TASK INSTRUCTIONS
Could you print all the entries exactly?

PROVIDED RECORDS
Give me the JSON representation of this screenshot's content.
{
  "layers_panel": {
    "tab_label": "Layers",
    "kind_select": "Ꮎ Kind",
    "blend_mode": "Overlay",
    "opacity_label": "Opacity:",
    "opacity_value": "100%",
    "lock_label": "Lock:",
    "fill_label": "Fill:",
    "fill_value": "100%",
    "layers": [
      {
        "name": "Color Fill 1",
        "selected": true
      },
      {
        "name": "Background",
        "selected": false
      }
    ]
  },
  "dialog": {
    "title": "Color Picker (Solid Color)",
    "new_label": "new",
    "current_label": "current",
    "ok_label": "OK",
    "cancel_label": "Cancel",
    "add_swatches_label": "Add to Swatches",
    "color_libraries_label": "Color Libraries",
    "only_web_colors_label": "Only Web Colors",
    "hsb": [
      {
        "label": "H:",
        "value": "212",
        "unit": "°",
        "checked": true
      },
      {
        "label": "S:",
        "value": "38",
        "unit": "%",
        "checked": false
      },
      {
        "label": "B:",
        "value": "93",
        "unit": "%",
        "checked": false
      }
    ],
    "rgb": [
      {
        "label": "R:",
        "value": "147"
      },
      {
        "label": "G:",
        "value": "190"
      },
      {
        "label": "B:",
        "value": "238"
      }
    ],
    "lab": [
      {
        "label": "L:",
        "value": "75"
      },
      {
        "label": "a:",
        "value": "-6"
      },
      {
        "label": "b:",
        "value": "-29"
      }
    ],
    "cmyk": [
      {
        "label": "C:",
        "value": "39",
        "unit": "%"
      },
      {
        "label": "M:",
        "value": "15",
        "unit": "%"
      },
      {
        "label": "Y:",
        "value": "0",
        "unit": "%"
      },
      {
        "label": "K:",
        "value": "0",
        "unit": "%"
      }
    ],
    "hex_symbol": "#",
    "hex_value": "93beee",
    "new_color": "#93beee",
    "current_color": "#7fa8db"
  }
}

ANSWER BELOW
Give me the JSON representation of this screenshot's content.
{
  "layers_panel": {
    "tab_label": "Layers",
    "kind_select": "Ꮎ Kind",
    "blend_mode": "Overlay",
    "opacity_label": "Opacity:",
    "opacity_value": "100%",
    "lock_label": "Lock:",
    "fill_label": "Fill:",
    "fill_value": "100%",
    "layers": [
      {
        "name": "Color Fill 1",
        "selected": true
      },
      {
        "name": "Background",
        "selected": false
      }
    ]
  },
  "dialog": {
    "title": "Color Picker (Solid Color)",
    "new_label": "new",
    "current_label": "current",
    "ok_label": "OK",
    "cancel_label": "Cancel",
    "add_swatches_label": "Add to Swatches",
    "color_libraries_label": "Color Libraries",
    "only_web_colors_label": "Only Web Colors",
    "hsb": [
      {
        "label": "H:",
        "value": "212",
        "unit": "°",
        "checked": true
      },
      {
        "label": "S:",
        "value": "38",
        "unit": "%",
        "checked": false
      },
      {
        "label": "B:",
        "value": "93",
        "unit": "%",
        "checked": false
      }
    ],
    "rgb": [
      {
        "label": "R:",
        "value": "147"
      },
      {
        "label": "G:",
        "value": "190"
      },
      {
        "label": "B:",
        "value": "238"
      }
    ],
    "lab": [
      {
        "label": "L:",
        "value": "75"
      },
      {
        "label": "a:",
        "value": "-6"
      },
      {
        "label": "b:",
        "value": "-29"
      }
    ],
    "cmyk": [
      {
        "label": "C:",
        "value": "39",
        "unit": "%"
      },
      {
        "label": "M:",
        "value": "15",
        "unit": "%"
      },
      {
        "label": "Y:",
        "value": "0",
        "unit": "%"
      },
      {
        "label": "K:",
        "value": "0",
        "unit": "%"
      }
    ],
    "hex_symbol": "#",
    "hex_value": "93beee",
    "new_color": "#93beee",
    "current_color": "#7fa8db"
  }
}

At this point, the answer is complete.